── Provided data ──
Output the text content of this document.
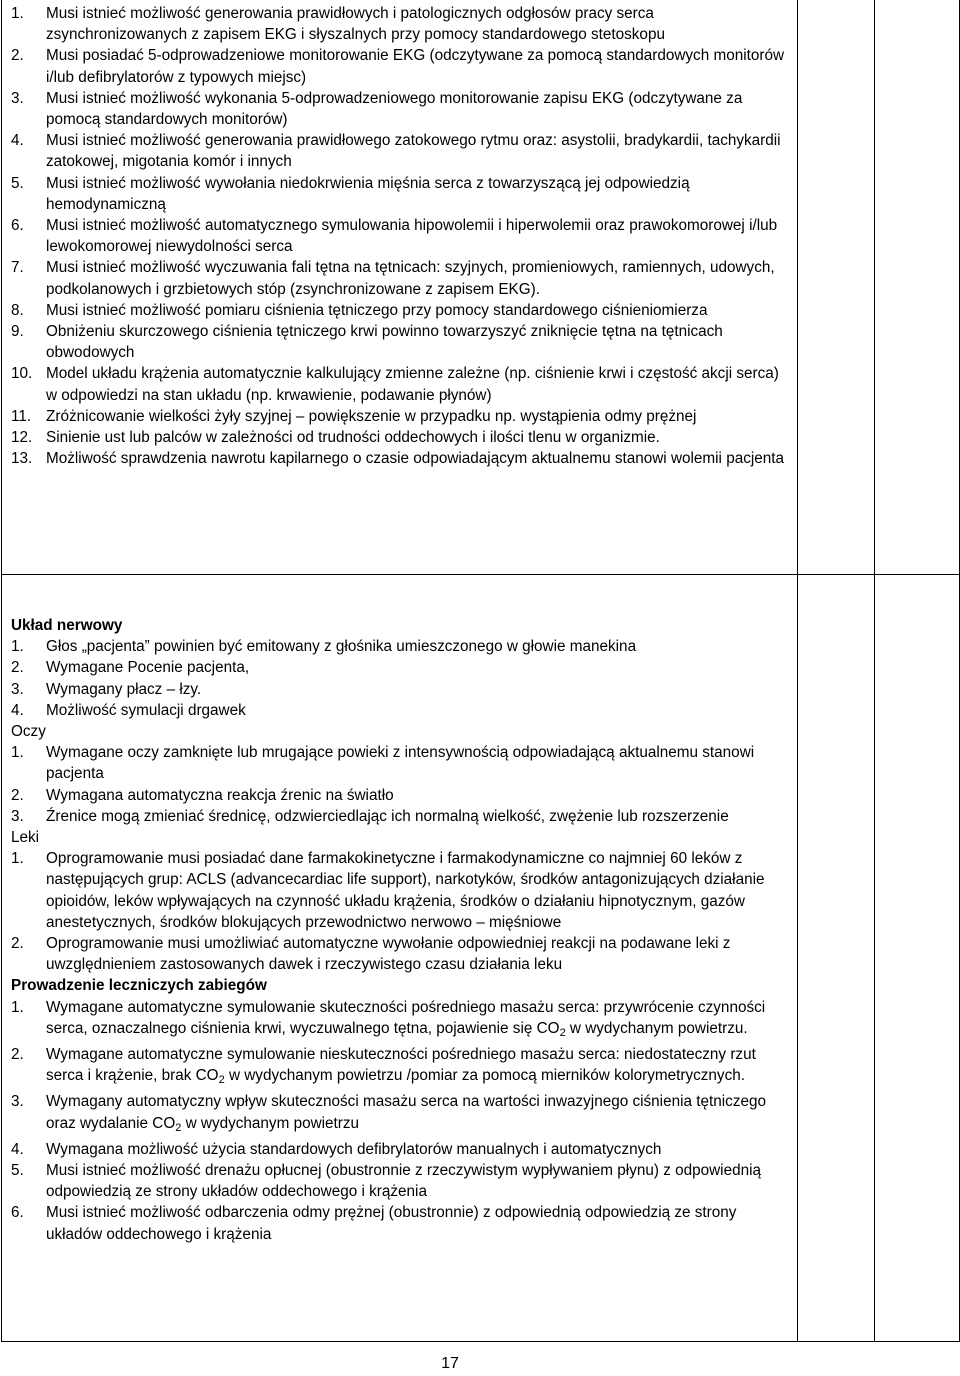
1. Musi istnieć możliwość generowania prawidłowych i patologicznych odgłosów pracy serca zsynchronizowanych z zapisem EKG i słyszalnych przy pomocy standardowego stetoskopu
2. Musi posiadać 5-odprowadzeniowe monitorowanie EKG (odczytywane za pomocą standardowych monitorów i/lub defibrylatorów z typowych miejsc)
3. Musi istnieć możliwość wykonania 5-odprowadzeniowego monitorowanie zapisu EKG (odczytywane za pomocą standardowych monitorów)
4. Musi istnieć możliwość generowania prawidłowego zatokowego rytmu oraz: asystolii, bradykardii, tachykardii zatokowej, migotania komór i innych
5. Musi istnieć możliwość wywołania niedokrwienia mięśnia serca z towarzyszącą jej odpowiedzią hemodynamiczną
6. Musi istnieć możliwość automatycznego symulowania hipowolemii i hiperwolemii oraz prawokomorowej i/lub lewokomorowej niewydolności serca
7. Musi istnieć możliwość wyczuwania fali tętna na tętnicach: szyjnych, promieniowych, ramiennych, udowych, podkolanowych i grzbietowych stóp (zsynchronizowane z zapisem EKG).
8. Musi istnieć możliwość pomiaru ciśnienia tętniczego przy pomocy standardowego ciśnieniomierza
9. Obniżeniu skurczowego ciśnienia tętniczego krwi powinno towarzyszyć zniknięcie tętna na tętnicach obwodowych
10. Model układu krążenia automatycznie kalkulujący zmienne zależne (np. ciśnienie krwi i częstość akcji serca) w odpowiedzi na stan układu (np. krwawienie, podawanie płynów)
11. Zróżnicowanie wielkości żyły szyjnej – powiększenie w przypadku np. wystąpienia odmy prężnej
12. Sinienie ust lub palców w zależności od trudności oddechowych i ilości tlenu w organizmie.
13. Możliwość sprawdzenia nawrotu kapilarnego o czasie odpowiadającym aktualnemu stanowi wolemii pacjenta
Układ nerwowy
1. Głos „pacjenta” powinien być emitowany z głośnika umieszczonego w głowie manekina
2. Wymagane Pocenie pacjenta,
3. Wymagany płacz – łzy.
4. Możliwość symulacji drgawek
Oczy
1. Wymagane oczy zamknięte lub mrugające powieki z intensywnością odpowiadającą aktualnemu stanowi pacjenta
2. Wymagana automatyczna reakcja źrenic na światło
3. Źrenice mogą zmieniać średnicę, odzwierciedlając ich normalną wielkość, zwężenie lub rozszerzenie
Leki
1. Oprogramowanie musi posiadać dane farmakokinetyczne i farmakodynamiczne co najmniej 60 leków z następujących grup: ACLS (advancecardiac life support), narkotyków, środków antagonizujących działanie opioidów, leków wpływających na czynność układu krążenia, środków o działaniu hipnotycznym, gazów anestetycznych, środków blokujących przewodnictwo nerwowo – mięśniowe
2. Oprogramowanie musi umożliwiać automatyczne wywołanie odpowiedniej reakcji na podawane leki z uwzględnieniem zastosowanych dawek i rzeczywistego czasu działania leku
Prowadzenie leczniczych zabiegów
1. Wymagane automatyczne symulowanie skuteczności pośredniego masażu serca: przywrócenie czynności serca, oznaczalnego ciśnienia krwi, wyczuwalnego tętna, pojawienie się $CO_2$ w wydychanym powietrzu.
2. Wymagane automatyczne symulowanie nieskuteczności pośredniego masażu serca: niedostateczny rzut serca i krążenie, brak $CO_2$ w wydychanym powietrzu /pomiar za pomocą mierników kolorymetrycznych.
3. Wymagany automatyczny wpływ skuteczności masażu serca na wartości inwazyjnego ciśnienia tętniczego oraz wydalanie $CO_2$ w wydychanym powietrzu
4. Wymagana możliwość użycia standardowych defibrylatorów manualnych i automatycznych
5. Musi istnieć możliwość drenażu opłucnej (obustronnie z rzeczywistym wypływaniem płynu) z odpowiednią odpowiedzią ze strony układów oddechowego i krążenia
6. Musi istnieć możliwość odbarczenia odmy prężnej (obustronnie) z odpowiednią odpowiedzią ze strony układów oddechowego i krążenia
17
───
**Exercise:**
With the pictures left out, transcribe the material exactly.

**Response for this exercise:**
Output the text content of this document.
1. Musi istnieć możliwość generowania prawidłowych i patologicznych odgłosów pracy serca zsynchronizowanych z zapisem EKG i słyszalnych przy pomocy standardowego stetoskopu
2. Musi posiadać 5-odprowadzeniowe monitorowanie EKG (odczytywane za pomocą standardowych monitorów i/lub defibrylatorów z typowych miejsc)
3. Musi istnieć możliwość wykonania 5-odprowadzeniowego monitorowanie zapisu EKG (odczytywane za pomocą standardowych monitorów)
4. Musi istnieć możliwość generowania prawidłowego zatokowego rytmu oraz: asystolii, bradykardii, tachykardii zatokowej, migotania komór i innych
5. Musi istnieć możliwość wywołania niedokrwienia mięśnia serca z towarzyszącą jej odpowiedzią hemodynamiczną
6. Musi istnieć możliwość automatycznego symulowania hipowolemii i hiperwolemii oraz prawokomorowej i/lub lewokomorowej niewydolności serca
7. Musi istnieć możliwość wyczuwania fali tętna na tętnicach: szyjnych, promieniowych, ramiennych, udowych, podkolanowych i grzbietowych stóp (zsynchronizowane z zapisem EKG).
8. Musi istnieć możliwość pomiaru ciśnienia tętniczego przy pomocy standardowego ciśnieniomierza
9. Obniżeniu skurczowego ciśnienia tętniczego krwi powinno towarzyszyć zniknięcie tętna na tętnicach obwodowych
10. Model układu krążenia automatycznie kalkulujący zmienne zależne (np. ciśnienie krwi i częstość akcji serca) w odpowiedzi na stan układu (np. krwawienie, podawanie płynów)
11. Zróżnicowanie wielkości żyły szyjnej – powiększenie w przypadku np. wystąpienia odmy prężnej
12. Sinienie ust lub palców w zależności od trudności oddechowych i ilości tlenu w organizmie.
13. Możliwość sprawdzenia nawrotu kapilarnego o czasie odpowiadającym aktualnemu stanowi wolemii pacjenta
Układ nerwowy
1. Głos „pacjenta” powinien być emitowany z głośnika umieszczonego w głowie manekina
2. Wymagane Pocenie pacjenta,
3. Wymagany płacz – łzy.
4. Możliwość symulacji drgawek
Oczy
1. Wymagane oczy zamknięte lub mrugające powieki z intensywnością odpowiadającą aktualnemu stanowi pacjenta
2. Wymagana automatyczna reakcja źrenic na światło
3. Źrenice mogą zmieniać średnicę, odzwierciedlając ich normalną wielkość, zwężenie lub rozszerzenie
Leki
1. Oprogramowanie musi posiadać dane farmakokinetyczne i farmakodynamiczne co najmniej 60 leków z następujących grup: ACLS (advancecardiac life support), narkotyków, środków antagonizujących działanie opioidów, leków wpływających na czynność układu krążenia, środków o działaniu hipnotycznym, gazów anestetycznych, środków blokujących przewodnictwo nerwowo – mięśniowe
2. Oprogramowanie musi umożliwiać automatyczne wywołanie odpowiedniej reakcji na podawane leki z uwzględnieniem zastosowanych dawek i rzeczywistego czasu działania leku
Prowadzenie leczniczych zabiegów
1. Wymagane automatyczne symulowanie skuteczności pośredniego masażu serca: przywrócenie czynności serca, oznaczalnego ciśnienia krwi, wyczuwalnego tętna, pojawienie się $CO_2$ w wydychanym powietrzu.
2. Wymagane automatyczne symulowanie nieskuteczności pośredniego masażu serca: niedostateczny rzut serca i krążenie, brak $CO_2$ w wydychanym powietrzu /pomiar za pomocą mierników kolorymetrycznych.
3. Wymagany automatyczny wpływ skuteczności masażu serca na wartości inwazyjnego ciśnienia tętniczego oraz wydalanie $CO_2$ w wydychanym powietrzu
4. Wymagana możliwość użycia standardowych defibrylatorów manualnych i automatycznych
5. Musi istnieć możliwość drenażu opłucnej (obustronnie z rzeczywistym wypływaniem płynu) z odpowiednią odpowiedzią ze strony układów oddechowego i krążenia
6. Musi istnieć możliwość odbarczenia odmy prężnej (obustronnie) z odpowiednią odpowiedzią ze strony układów oddechowego i krążenia
17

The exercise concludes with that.